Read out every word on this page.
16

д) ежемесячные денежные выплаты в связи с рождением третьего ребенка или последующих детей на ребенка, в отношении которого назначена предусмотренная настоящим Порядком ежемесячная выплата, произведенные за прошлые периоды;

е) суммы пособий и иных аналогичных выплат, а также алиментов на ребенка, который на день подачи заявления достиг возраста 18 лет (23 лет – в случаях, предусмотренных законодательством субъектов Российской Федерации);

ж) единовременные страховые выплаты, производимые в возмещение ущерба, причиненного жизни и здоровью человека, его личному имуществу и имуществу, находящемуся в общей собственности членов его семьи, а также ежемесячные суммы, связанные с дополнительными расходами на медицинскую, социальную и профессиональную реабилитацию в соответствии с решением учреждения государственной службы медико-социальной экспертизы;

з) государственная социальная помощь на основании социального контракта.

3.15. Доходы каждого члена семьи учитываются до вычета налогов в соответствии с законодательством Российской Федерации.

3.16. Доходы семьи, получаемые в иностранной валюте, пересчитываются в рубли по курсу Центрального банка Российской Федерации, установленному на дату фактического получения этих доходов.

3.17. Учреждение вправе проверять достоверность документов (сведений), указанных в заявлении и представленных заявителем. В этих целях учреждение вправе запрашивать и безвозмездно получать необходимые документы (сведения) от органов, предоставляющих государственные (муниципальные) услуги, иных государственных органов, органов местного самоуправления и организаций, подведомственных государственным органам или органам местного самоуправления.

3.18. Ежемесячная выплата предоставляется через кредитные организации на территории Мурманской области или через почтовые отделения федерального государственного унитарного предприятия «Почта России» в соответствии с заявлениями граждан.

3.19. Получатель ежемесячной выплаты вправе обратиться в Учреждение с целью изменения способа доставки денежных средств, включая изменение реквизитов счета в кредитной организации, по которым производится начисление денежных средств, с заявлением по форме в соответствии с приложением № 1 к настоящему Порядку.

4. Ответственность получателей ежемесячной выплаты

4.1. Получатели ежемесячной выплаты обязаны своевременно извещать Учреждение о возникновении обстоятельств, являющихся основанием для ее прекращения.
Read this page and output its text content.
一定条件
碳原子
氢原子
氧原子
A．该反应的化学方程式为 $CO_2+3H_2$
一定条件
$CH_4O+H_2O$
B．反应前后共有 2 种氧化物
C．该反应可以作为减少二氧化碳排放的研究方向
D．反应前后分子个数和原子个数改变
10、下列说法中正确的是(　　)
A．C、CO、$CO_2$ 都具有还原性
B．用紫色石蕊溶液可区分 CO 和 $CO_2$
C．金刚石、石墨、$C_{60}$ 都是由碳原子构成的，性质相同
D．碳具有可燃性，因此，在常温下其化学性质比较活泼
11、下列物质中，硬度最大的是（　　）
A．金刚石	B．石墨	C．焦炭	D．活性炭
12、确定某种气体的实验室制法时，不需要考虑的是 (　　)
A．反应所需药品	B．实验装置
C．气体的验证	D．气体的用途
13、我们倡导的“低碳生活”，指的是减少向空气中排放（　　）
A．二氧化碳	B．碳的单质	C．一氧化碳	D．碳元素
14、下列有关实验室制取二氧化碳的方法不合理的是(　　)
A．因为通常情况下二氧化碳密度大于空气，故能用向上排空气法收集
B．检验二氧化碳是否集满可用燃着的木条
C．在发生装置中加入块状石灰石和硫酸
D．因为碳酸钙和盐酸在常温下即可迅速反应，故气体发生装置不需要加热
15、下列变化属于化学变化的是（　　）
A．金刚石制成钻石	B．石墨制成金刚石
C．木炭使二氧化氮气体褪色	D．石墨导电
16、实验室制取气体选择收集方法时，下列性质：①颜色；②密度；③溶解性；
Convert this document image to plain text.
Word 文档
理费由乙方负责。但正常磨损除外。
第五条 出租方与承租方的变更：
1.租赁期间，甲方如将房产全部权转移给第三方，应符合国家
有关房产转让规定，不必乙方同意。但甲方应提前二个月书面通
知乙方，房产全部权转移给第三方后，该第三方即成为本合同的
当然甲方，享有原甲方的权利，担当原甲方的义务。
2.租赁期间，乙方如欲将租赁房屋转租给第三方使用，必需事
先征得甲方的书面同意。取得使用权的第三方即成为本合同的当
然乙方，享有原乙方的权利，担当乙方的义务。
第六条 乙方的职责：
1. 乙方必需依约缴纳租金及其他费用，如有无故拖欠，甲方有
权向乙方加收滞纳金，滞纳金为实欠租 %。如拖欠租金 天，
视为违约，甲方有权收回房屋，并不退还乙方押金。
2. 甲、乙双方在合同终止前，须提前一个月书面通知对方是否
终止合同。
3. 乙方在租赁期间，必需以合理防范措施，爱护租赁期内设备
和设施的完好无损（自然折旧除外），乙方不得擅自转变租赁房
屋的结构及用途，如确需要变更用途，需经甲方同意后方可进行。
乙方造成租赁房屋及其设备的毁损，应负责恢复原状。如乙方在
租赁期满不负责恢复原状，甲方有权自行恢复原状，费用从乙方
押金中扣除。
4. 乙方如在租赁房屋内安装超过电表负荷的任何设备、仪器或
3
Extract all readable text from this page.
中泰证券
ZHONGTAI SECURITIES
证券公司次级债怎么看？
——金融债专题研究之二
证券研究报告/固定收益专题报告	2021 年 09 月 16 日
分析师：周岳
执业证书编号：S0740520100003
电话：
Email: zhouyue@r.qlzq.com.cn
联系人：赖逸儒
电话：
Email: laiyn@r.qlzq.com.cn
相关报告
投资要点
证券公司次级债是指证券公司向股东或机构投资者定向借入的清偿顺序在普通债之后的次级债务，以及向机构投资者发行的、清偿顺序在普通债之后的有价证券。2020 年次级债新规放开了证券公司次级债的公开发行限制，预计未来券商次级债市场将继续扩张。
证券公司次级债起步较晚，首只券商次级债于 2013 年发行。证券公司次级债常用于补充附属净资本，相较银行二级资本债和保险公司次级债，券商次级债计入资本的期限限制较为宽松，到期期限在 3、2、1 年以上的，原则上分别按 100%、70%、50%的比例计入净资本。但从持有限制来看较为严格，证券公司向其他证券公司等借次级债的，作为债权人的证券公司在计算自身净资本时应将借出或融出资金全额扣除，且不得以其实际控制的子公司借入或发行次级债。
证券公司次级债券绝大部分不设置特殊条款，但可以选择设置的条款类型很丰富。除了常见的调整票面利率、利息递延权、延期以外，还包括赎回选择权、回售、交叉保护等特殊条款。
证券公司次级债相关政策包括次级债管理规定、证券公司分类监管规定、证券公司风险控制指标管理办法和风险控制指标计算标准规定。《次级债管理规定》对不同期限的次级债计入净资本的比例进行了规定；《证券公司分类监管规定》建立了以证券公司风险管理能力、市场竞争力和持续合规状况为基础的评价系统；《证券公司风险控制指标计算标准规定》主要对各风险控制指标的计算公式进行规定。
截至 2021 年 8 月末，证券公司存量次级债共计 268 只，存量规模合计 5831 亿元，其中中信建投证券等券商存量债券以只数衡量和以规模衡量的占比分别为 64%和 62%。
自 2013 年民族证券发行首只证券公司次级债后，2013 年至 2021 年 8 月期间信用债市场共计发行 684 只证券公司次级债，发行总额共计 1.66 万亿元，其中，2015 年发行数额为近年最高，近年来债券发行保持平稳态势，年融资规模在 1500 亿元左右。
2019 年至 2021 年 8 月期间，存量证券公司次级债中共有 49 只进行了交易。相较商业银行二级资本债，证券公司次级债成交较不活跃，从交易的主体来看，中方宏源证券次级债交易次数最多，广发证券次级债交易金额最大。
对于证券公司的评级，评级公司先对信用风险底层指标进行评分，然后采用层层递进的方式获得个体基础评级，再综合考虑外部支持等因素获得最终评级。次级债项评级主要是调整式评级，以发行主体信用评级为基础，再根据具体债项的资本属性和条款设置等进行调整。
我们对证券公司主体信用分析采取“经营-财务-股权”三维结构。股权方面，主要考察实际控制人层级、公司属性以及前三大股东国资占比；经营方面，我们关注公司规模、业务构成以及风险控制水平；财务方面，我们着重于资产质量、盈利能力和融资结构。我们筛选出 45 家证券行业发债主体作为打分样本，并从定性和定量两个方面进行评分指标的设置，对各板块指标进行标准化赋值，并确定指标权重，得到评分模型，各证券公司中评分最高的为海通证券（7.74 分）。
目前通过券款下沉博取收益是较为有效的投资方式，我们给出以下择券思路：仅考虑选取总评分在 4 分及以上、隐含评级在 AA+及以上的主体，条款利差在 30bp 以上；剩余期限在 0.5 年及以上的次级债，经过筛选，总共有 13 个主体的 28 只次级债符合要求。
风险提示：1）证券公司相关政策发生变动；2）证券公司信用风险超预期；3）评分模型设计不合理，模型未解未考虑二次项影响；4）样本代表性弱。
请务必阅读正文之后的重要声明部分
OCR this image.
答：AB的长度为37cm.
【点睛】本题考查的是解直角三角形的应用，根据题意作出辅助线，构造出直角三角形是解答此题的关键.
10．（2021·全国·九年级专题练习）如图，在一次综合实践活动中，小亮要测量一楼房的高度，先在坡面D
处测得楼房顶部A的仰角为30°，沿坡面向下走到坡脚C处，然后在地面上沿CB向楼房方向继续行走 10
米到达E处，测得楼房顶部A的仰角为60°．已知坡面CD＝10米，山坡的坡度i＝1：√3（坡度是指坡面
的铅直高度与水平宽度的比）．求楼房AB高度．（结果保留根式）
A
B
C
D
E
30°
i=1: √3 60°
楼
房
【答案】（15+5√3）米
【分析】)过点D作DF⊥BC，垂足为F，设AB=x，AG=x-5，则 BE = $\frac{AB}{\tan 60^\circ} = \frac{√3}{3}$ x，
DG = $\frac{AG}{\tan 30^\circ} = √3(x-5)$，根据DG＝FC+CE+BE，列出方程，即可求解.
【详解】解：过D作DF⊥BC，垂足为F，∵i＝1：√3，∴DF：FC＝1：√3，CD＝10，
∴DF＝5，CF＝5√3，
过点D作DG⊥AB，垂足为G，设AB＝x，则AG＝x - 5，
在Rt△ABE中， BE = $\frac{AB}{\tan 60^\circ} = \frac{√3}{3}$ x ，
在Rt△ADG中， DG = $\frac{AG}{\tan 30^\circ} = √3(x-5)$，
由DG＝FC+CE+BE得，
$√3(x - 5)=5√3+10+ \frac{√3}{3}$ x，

■ ■ ■ ■ ■ ■ ■

PROBLEM TO SOLVE:
Make a copy of each line that contains the string "Email".

RESULT OF THE TASK:
Email: zhouyue@r.qlzq.com.cn
Email: laiyn@r.qlzq.com.cn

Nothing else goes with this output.